EXERCISE:
Repeat the listing in full. Nothing may be added or left out.

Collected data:
===============

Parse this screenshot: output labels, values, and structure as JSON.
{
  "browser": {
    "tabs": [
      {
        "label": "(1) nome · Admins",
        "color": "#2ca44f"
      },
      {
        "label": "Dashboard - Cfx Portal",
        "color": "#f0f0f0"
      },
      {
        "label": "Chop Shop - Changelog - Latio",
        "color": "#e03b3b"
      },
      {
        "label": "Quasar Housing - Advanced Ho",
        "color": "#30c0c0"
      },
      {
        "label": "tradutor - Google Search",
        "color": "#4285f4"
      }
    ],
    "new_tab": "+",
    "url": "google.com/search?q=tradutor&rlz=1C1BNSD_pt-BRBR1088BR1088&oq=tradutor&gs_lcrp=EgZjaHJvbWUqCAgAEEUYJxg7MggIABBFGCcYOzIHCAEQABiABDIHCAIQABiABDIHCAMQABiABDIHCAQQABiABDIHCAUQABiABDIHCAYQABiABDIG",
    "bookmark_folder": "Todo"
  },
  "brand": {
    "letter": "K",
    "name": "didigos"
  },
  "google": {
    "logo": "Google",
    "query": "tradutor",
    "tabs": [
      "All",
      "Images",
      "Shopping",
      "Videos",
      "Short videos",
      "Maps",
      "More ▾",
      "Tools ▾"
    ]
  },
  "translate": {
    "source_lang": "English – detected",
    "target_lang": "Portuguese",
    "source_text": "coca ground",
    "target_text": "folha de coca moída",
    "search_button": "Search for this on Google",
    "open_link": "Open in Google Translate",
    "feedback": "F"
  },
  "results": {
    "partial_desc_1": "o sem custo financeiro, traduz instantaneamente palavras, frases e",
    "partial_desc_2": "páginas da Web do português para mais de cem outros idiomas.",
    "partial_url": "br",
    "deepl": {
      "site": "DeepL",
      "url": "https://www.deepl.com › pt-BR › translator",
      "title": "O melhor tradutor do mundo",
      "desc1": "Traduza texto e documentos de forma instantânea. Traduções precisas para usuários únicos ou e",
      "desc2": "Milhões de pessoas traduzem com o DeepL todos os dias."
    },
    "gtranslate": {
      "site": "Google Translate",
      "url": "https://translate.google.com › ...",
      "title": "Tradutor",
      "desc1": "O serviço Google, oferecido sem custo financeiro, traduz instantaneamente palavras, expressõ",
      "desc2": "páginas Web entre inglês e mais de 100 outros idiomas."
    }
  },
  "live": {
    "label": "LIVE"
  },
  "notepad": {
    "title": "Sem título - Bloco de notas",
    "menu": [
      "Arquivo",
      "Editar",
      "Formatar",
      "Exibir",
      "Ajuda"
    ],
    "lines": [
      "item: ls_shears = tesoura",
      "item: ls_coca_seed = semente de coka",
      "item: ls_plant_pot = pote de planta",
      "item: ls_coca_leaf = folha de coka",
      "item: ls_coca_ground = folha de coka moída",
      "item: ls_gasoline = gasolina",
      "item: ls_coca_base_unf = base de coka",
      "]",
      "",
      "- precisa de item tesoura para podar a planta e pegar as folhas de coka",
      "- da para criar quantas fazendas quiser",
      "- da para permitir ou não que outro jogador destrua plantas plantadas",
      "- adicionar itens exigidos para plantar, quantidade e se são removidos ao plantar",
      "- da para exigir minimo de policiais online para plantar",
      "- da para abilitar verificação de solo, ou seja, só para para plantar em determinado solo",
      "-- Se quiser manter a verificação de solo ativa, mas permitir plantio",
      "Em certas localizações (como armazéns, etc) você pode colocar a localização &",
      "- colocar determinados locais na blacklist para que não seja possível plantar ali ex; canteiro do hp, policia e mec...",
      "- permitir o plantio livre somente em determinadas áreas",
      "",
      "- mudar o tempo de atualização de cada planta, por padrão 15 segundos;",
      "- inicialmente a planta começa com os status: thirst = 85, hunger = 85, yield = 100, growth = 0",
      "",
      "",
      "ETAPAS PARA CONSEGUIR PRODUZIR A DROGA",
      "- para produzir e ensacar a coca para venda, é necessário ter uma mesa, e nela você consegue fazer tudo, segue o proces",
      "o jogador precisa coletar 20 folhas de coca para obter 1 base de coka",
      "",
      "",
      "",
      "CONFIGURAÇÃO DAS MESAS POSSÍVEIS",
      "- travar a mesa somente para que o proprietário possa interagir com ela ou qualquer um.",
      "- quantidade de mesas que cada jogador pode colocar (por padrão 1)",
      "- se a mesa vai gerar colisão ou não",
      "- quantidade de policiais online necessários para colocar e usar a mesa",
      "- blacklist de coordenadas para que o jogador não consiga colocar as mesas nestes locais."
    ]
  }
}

===============

TASK SOLUTION:
Parse this screenshot: output labels, values, and structure as JSON.
{
  "browser": {
    "tabs": [
      {
        "label": "(1) nome · Admins",
        "color": "#2ca44f"
      },
      {
        "label": "Dashboard - Cfx Portal",
        "color": "#f0f0f0"
      },
      {
        "label": "Chop Shop - Changelog - Latio",
        "color": "#e03b3b"
      },
      {
        "label": "Quasar Housing - Advanced Ho",
        "color": "#30c0c0"
      },
      {
        "label": "tradutor - Google Search",
        "color": "#4285f4"
      }
    ],
    "new_tab": "+",
    "url": "google.com/search?q=tradutor&rlz=1C1BNSD_pt-BRBR1088BR1088&oq=tradutor&gs_lcrp=EgZjaHJvbWUqCAgAEEUYJxg7MggIABBFGCcYOzIHCAEQABiABDIHCAIQABiABDIHCAMQABiABDIHCAQQABiABDIHCAUQABiABDIHCAYQABiABDIG",
    "bookmark_folder": "Todo"
  },
  "brand": {
    "letter": "K",
    "name": "didigos"
  },
  "google": {
    "logo": "Google",
    "query": "tradutor",
    "tabs": [
      "All",
      "Images",
      "Shopping",
      "Videos",
      "Short videos",
      "Maps",
      "More ▾",
      "Tools ▾"
    ]
  },
  "translate": {
    "source_lang": "English – detected",
    "target_lang": "Portuguese",
    "source_text": "coca ground",
    "target_text": "folha de coca moída",
    "search_button": "Search for this on Google",
    "open_link": "Open in Google Translate",
    "feedback": "F"
  },
  "results": {
    "partial_desc_1": "o sem custo financeiro, traduz instantaneamente palavras, frases e",
    "partial_desc_2": "páginas da Web do português para mais de cem outros idiomas.",
    "partial_url": "br",
    "deepl": {
      "site": "DeepL",
      "url": "https://www.deepl.com › pt-BR › translator",
      "title": "O melhor tradutor do mundo",
      "desc1": "Traduza texto e documentos de forma instantânea. Traduções precisas para usuários únicos ou e",
      "desc2": "Milhões de pessoas traduzem com o DeepL todos os dias."
    },
    "gtranslate": {
      "site": "Google Translate",
      "url": "https://translate.google.com › ...",
      "title": "Tradutor",
      "desc1": "O serviço Google, oferecido sem custo financeiro, traduz instantaneamente palavras, expressõ",
      "desc2": "páginas Web entre inglês e mais de 100 outros idiomas."
    }
  },
  "live": {
    "label": "LIVE"
  },
  "notepad": {
    "title": "Sem título - Bloco de notas",
    "menu": [
      "Arquivo",
      "Editar",
      "Formatar",
      "Exibir",
      "Ajuda"
    ],
    "lines": [
      "item: ls_shears = tesoura",
      "item: ls_coca_seed = semente de coka",
      "item: ls_plant_pot = pote de planta",
      "item: ls_coca_leaf = folha de coka",
      "item: ls_coca_ground = folha de coka moída",
      "item: ls_gasoline = gasolina",
      "item: ls_coca_base_unf = base de coka",
      "]",
      "",
      "- precisa de item tesoura para podar a planta e pegar as folhas de coka",
      "- da para criar quantas fazendas quiser",
      "- da para permitir ou não que outro jogador destrua plantas plantadas",
      "- adicionar itens exigidos para plantar, quantidade e se são removidos ao plantar",
      "- da para exigir minimo de policiais online para plantar",
      "- da para abilitar verificação de solo, ou seja, só para para plantar em determinado solo",
      "-- Se quiser manter a verificação de solo ativa, mas permitir plantio",
      "Em certas localizações (como armazéns, etc) você pode colocar a localização &",
      "- colocar determinados locais na blacklist para que não seja possível plantar ali ex; canteiro do hp, policia e mec...",
      "- permitir o plantio livre somente em determinadas áreas",
      "",
      "- mudar o tempo de atualização de cada planta, por padrão 15 segundos;",
      "- inicialmente a planta começa com os status: thirst = 85, hunger = 85, yield = 100, growth = 0",
      "",
      "",
      "ETAPAS PARA CONSEGUIR PRODUZIR A DROGA",
      "- para produzir e ensacar a coca para venda, é necessário ter uma mesa, e nela você consegue fazer tudo, segue o proces",
      "o jogador precisa coletar 20 folhas de coca para obter 1 base de coka",
      "",
      "",
      "",
      "CONFIGURAÇÃO DAS MESAS POSSÍVEIS",
      "- travar a mesa somente para que o proprietário possa interagir com ela ou qualquer um.",
      "- quantidade de mesas que cada jogador pode colocar (por padrão 1)",
      "- se a mesa vai gerar colisão ou não",
      "- quantidade de policiais online necessários para colocar e usar a mesa",
      "- blacklist de coordenadas para que o jogador não consiga colocar as mesas nestes locais."
    ]
  }
}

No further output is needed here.